▶
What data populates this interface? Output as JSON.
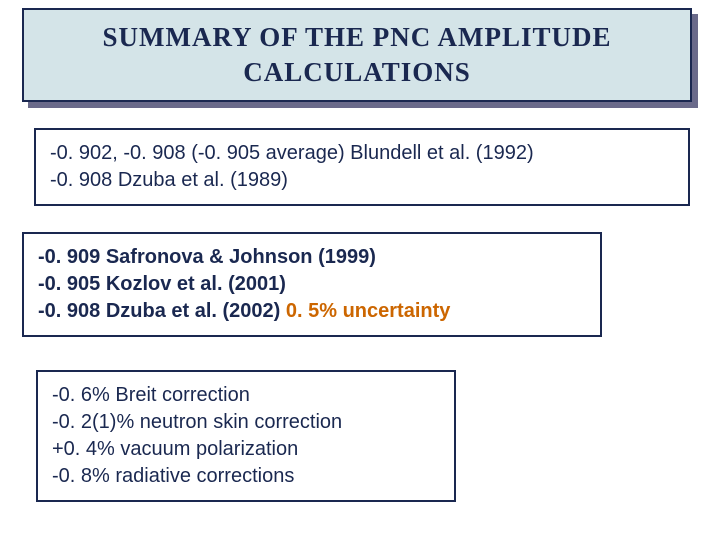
{
  "title": "Summary of the PNC amplitude calculations",
  "box1": {
    "line1": "-0. 902, -0. 908 (-0. 905 average) Blundell et al. (1992)",
    "line2": " -0. 908 Dzuba et al. (1989)"
  },
  "box2": {
    "line1": "-0. 909 Safronova & Johnson (1999)",
    "line2": "-0. 905 Kozlov et al. (2001)",
    "line3a": "-0. 908 Dzuba et al. (2002) ",
    "line3b": "0. 5% uncertainty"
  },
  "box3": {
    "line1": " -0. 6% Breit correction",
    "line2": " -0. 2(1)% neutron skin correction",
    "line3": "+0. 4% vacuum polarization",
    "line4": " -0. 8% radiative corrections"
  },
  "colors": {
    "title_bg": "#d4e4e8",
    "border": "#1a2850",
    "text": "#1a2850",
    "shadow": "#6a6a8a",
    "accent": "#cc6600"
  }
}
◀
*EXERCISE*. Collect each line holding the string "Dzuba".

*COMPLETE RESPONSE*.
    "line2": " -0. 908 Dzuba et al. (1989)"
    "line3a": "-0. 908 Dzuba et al. (2002) ",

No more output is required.